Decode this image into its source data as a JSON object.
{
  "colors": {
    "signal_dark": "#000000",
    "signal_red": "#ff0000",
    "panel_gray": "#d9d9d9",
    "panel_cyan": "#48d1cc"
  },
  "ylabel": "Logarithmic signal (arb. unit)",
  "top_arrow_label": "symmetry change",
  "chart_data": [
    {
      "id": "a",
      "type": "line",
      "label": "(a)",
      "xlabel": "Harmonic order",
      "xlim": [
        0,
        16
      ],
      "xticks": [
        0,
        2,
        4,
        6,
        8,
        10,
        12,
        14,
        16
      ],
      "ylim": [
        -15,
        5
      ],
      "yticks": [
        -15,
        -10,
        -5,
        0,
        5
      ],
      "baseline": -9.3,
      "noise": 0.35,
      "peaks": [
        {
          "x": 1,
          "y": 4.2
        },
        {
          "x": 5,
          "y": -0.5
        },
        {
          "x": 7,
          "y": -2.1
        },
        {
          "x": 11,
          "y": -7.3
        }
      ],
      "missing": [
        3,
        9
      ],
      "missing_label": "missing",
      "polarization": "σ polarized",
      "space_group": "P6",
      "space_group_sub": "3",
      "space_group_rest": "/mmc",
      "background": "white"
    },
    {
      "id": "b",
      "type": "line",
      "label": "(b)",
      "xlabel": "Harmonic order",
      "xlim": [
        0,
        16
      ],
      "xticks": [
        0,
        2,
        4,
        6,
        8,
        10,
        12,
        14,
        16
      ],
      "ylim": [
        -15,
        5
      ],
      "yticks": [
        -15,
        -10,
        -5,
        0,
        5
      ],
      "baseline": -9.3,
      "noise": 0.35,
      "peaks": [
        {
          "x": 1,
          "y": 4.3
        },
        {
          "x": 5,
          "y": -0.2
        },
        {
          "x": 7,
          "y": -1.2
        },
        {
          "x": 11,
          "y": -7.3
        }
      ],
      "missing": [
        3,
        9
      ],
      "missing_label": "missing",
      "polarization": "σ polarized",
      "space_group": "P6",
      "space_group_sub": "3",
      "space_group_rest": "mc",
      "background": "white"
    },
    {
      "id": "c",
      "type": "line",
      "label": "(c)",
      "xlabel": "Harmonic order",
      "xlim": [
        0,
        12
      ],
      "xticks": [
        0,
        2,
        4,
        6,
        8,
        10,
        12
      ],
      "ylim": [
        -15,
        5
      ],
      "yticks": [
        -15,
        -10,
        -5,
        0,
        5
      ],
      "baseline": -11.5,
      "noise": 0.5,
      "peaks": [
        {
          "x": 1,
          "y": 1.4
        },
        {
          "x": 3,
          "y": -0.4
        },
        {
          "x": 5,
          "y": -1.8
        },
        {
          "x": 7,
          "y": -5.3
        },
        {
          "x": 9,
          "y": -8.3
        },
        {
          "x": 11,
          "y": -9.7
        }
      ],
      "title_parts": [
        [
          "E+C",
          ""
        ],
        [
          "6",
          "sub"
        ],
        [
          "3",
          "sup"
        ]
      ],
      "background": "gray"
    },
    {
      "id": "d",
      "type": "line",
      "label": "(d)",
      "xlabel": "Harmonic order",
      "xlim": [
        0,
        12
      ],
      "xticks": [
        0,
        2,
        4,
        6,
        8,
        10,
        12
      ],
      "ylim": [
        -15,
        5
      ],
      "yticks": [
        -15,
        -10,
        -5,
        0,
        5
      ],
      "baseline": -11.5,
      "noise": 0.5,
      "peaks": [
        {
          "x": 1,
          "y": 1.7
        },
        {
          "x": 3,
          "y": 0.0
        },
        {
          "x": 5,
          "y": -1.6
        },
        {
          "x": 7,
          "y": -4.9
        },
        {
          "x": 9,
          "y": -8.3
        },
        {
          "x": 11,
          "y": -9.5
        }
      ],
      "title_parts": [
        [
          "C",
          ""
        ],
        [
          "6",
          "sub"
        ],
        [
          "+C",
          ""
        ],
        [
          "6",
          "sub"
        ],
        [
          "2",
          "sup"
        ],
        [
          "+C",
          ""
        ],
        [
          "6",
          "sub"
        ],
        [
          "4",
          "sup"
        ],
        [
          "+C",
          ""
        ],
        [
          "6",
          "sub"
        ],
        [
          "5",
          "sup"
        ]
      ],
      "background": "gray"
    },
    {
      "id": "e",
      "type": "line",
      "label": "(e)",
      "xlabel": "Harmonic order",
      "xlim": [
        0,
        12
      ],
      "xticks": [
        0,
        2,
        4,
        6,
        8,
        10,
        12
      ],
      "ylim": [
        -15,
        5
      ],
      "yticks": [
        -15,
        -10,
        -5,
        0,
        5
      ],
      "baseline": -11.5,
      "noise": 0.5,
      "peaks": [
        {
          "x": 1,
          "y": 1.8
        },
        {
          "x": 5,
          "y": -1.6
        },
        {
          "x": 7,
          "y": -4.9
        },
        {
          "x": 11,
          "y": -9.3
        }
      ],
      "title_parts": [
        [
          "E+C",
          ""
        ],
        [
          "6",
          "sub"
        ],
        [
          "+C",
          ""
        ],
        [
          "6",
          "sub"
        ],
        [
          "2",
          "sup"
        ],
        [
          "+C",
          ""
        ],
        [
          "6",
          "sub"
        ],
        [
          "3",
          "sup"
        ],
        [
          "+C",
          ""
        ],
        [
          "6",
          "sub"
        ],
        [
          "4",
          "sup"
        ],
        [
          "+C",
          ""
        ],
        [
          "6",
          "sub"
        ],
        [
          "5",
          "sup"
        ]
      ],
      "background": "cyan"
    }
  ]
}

What to do
Exactly as shown above, return every record.

Task output
Decode this image into its source data as a JSON object.
{
  "colors": {
    "signal_dark": "#000000",
    "signal_red": "#ff0000",
    "panel_gray": "#d9d9d9",
    "panel_cyan": "#48d1cc"
  },
  "ylabel": "Logarithmic signal (arb. unit)",
  "top_arrow_label": "symmetry change",
  "chart_data": [
    {
      "id": "a",
      "type": "line",
      "label": "(a)",
      "xlabel": "Harmonic order",
      "xlim": [
        0,
        16
      ],
      "xticks": [
        0,
        2,
        4,
        6,
        8,
        10,
        12,
        14,
        16
      ],
      "ylim": [
        -15,
        5
      ],
      "yticks": [
        -15,
        -10,
        -5,
        0,
        5
      ],
      "baseline": -9.3,
      "noise": 0.35,
      "peaks": [
        {
          "x": 1,
          "y": 4.2
        },
        {
          "x": 5,
          "y": -0.5
        },
        {
          "x": 7,
          "y": -2.1
        },
        {
          "x": 11,
          "y": -7.3
        }
      ],
      "missing": [
        3,
        9
      ],
      "missing_label": "missing",
      "polarization": "σ polarized",
      "space_group": "P6",
      "space_group_sub": "3",
      "space_group_rest": "/mmc",
      "background": "white"
    },
    {
      "id": "b",
      "type": "line",
      "label": "(b)",
      "xlabel": "Harmonic order",
      "xlim": [
        0,
        16
      ],
      "xticks": [
        0,
        2,
        4,
        6,
        8,
        10,
        12,
        14,
        16
      ],
      "ylim": [
        -15,
        5
      ],
      "yticks": [
        -15,
        -10,
        -5,
        0,
        5
      ],
      "baseline": -9.3,
      "noise": 0.35,
      "peaks": [
        {
          "x": 1,
          "y": 4.3
        },
        {
          "x": 5,
          "y": -0.2
        },
        {
          "x": 7,
          "y": -1.2
        },
        {
          "x": 11,
          "y": -7.3
        }
      ],
      "missing": [
        3,
        9
      ],
      "missing_label": "missing",
      "polarization": "σ polarized",
      "space_group": "P6",
      "space_group_sub": "3",
      "space_group_rest": "mc",
      "background": "white"
    },
    {
      "id": "c",
      "type": "line",
      "label": "(c)",
      "xlabel": "Harmonic order",
      "xlim": [
        0,
        12
      ],
      "xticks": [
        0,
        2,
        4,
        6,
        8,
        10,
        12
      ],
      "ylim": [
        -15,
        5
      ],
      "yticks": [
        -15,
        -10,
        -5,
        0,
        5
      ],
      "baseline": -11.5,
      "noise": 0.5,
      "peaks": [
        {
          "x": 1,
          "y": 1.4
        },
        {
          "x": 3,
          "y": -0.4
        },
        {
          "x": 5,
          "y": -1.8
        },
        {
          "x": 7,
          "y": -5.3
        },
        {
          "x": 9,
          "y": -8.3
        },
        {
          "x": 11,
          "y": -9.7
        }
      ],
      "title_parts": [
        [
          "E+C",
          ""
        ],
        [
          "6",
          "sub"
        ],
        [
          "3",
          "sup"
        ]
      ],
      "background": "gray"
    },
    {
      "id": "d",
      "type": "line",
      "label": "(d)",
      "xlabel": "Harmonic order",
      "xlim": [
        0,
        12
      ],
      "xticks": [
        0,
        2,
        4,
        6,
        8,
        10,
        12
      ],
      "ylim": [
        -15,
        5
      ],
      "yticks": [
        -15,
        -10,
        -5,
        0,
        5
      ],
      "baseline": -11.5,
      "noise": 0.5,
      "peaks": [
        {
          "x": 1,
          "y": 1.7
        },
        {
          "x": 3,
          "y": 0.0
        },
        {
          "x": 5,
          "y": -1.6
        },
        {
          "x": 7,
          "y": -4.9
        },
        {
          "x": 9,
          "y": -8.3
        },
        {
          "x": 11,
          "y": -9.5
        }
      ],
      "title_parts": [
        [
          "C",
          ""
        ],
        [
          "6",
          "sub"
        ],
        [
          "+C",
          ""
        ],
        [
          "6",
          "sub"
        ],
        [
          "2",
          "sup"
        ],
        [
          "+C",
          ""
        ],
        [
          "6",
          "sub"
        ],
        [
          "4",
          "sup"
        ],
        [
          "+C",
          ""
        ],
        [
          "6",
          "sub"
        ],
        [
          "5",
          "sup"
        ]
      ],
      "background": "gray"
    },
    {
      "id": "e",
      "type": "line",
      "label": "(e)",
      "xlabel": "Harmonic order",
      "xlim": [
        0,
        12
      ],
      "xticks": [
        0,
        2,
        4,
        6,
        8,
        10,
        12
      ],
      "ylim": [
        -15,
        5
      ],
      "yticks": [
        -15,
        -10,
        -5,
        0,
        5
      ],
      "baseline": -11.5,
      "noise": 0.5,
      "peaks": [
        {
          "x": 1,
          "y": 1.8
        },
        {
          "x": 5,
          "y": -1.6
        },
        {
          "x": 7,
          "y": -4.9
        },
        {
          "x": 11,
          "y": -9.3
        }
      ],
      "title_parts": [
        [
          "E+C",
          ""
        ],
        [
          "6",
          "sub"
        ],
        [
          "+C",
          ""
        ],
        [
          "6",
          "sub"
        ],
        [
          "2",
          "sup"
        ],
        [
          "+C",
          ""
        ],
        [
          "6",
          "sub"
        ],
        [
          "3",
          "sup"
        ],
        [
          "+C",
          ""
        ],
        [
          "6",
          "sub"
        ],
        [
          "4",
          "sup"
        ],
        [
          "+C",
          ""
        ],
        [
          "6",
          "sub"
        ],
        [
          "5",
          "sup"
        ]
      ],
      "background": "cyan"
    }
  ]
}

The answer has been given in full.